__Work instructions__
Go through the material and pull out every line with the string "otherwise" in it.

[START]

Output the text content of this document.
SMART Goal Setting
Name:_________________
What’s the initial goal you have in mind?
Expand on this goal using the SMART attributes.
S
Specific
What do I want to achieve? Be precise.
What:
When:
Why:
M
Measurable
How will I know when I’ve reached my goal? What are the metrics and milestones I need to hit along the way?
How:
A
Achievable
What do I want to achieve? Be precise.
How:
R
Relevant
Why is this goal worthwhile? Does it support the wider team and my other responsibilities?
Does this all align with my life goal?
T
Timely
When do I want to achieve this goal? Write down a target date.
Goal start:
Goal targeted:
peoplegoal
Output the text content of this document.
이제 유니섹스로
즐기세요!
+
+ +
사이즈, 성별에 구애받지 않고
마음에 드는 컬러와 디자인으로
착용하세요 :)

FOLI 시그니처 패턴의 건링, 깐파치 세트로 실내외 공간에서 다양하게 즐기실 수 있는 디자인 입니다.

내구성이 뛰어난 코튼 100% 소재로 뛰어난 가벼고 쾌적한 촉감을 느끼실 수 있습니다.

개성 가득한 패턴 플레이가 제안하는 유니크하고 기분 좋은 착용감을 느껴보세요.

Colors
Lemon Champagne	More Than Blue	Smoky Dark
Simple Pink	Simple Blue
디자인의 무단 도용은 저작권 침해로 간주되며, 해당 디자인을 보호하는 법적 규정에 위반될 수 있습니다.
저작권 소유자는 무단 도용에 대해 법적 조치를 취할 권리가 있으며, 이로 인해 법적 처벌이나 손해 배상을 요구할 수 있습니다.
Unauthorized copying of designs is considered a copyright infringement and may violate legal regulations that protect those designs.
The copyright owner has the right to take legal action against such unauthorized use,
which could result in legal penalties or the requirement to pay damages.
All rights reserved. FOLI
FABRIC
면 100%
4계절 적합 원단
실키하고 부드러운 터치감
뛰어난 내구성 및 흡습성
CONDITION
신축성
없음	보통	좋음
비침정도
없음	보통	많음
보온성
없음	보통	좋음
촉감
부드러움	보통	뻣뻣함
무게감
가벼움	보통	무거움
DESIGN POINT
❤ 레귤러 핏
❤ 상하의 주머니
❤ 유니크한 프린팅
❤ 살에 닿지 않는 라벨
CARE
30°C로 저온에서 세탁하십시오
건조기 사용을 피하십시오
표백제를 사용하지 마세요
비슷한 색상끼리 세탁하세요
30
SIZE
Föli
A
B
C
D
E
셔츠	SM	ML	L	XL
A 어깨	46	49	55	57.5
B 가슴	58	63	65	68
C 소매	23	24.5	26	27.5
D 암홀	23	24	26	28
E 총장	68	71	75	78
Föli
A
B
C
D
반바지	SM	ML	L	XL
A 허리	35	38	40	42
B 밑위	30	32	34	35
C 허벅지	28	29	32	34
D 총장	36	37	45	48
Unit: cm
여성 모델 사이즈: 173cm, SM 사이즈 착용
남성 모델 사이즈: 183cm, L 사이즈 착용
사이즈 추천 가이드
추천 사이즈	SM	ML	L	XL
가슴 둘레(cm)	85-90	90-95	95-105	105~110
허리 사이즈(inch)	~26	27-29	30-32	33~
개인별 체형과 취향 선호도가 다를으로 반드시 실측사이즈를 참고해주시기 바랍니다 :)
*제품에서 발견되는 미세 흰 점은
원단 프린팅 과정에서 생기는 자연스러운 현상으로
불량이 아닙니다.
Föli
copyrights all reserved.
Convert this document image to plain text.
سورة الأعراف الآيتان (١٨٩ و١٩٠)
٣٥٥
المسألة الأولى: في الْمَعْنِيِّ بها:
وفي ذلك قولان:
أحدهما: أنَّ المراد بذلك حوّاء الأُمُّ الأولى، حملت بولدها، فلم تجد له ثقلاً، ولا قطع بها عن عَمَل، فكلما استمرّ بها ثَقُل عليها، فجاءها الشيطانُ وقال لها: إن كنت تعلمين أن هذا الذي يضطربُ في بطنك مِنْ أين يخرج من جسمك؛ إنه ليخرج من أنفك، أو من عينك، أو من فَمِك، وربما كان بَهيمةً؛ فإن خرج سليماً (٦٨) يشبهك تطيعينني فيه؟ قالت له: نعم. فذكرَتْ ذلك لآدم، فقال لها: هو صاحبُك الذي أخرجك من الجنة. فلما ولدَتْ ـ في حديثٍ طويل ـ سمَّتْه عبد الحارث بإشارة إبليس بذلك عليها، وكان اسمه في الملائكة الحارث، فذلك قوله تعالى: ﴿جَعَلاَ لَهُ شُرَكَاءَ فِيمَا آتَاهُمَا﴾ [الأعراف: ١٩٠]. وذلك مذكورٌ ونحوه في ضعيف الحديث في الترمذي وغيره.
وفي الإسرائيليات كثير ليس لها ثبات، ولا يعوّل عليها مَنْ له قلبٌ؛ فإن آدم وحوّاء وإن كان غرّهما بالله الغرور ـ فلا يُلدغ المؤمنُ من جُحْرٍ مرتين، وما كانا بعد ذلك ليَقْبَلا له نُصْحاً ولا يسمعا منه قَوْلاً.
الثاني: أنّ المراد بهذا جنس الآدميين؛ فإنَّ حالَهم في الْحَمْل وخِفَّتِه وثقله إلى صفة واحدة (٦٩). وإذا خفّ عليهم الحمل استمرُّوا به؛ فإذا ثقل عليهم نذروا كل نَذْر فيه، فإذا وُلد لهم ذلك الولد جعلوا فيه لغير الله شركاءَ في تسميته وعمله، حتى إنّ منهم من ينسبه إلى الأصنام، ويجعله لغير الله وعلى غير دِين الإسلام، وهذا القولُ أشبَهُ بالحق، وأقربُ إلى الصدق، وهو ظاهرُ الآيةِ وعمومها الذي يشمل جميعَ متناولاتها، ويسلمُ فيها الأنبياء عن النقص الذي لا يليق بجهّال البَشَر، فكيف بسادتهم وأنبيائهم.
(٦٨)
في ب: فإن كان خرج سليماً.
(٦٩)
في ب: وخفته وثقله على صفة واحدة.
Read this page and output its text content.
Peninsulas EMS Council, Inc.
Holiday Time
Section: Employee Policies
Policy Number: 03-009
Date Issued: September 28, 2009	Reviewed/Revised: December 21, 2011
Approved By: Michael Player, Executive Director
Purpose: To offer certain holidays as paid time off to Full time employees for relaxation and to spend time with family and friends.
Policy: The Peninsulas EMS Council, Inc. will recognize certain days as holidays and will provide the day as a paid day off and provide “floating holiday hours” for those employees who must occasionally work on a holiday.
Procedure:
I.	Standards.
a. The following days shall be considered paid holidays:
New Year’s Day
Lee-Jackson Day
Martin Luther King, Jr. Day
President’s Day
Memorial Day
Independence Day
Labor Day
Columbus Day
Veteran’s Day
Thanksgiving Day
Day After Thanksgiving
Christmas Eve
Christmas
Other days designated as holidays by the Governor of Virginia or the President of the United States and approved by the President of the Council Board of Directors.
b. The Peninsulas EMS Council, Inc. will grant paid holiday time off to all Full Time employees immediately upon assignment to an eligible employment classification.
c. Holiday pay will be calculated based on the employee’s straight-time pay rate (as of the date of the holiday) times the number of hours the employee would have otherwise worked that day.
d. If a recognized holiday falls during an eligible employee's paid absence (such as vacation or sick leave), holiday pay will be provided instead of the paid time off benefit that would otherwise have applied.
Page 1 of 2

[END]

__Solution to this task__
c. Holiday pay will be calculated based on the employee’s straight-time pay rate (as of the date of the holiday) times the number of hours the employee would have otherwise worked that day.
d. If a recognized holiday falls during an eligible employee's paid absence (such as vacation or sick leave), holiday pay will be provided instead of the paid time off benefit that would otherwise have applied.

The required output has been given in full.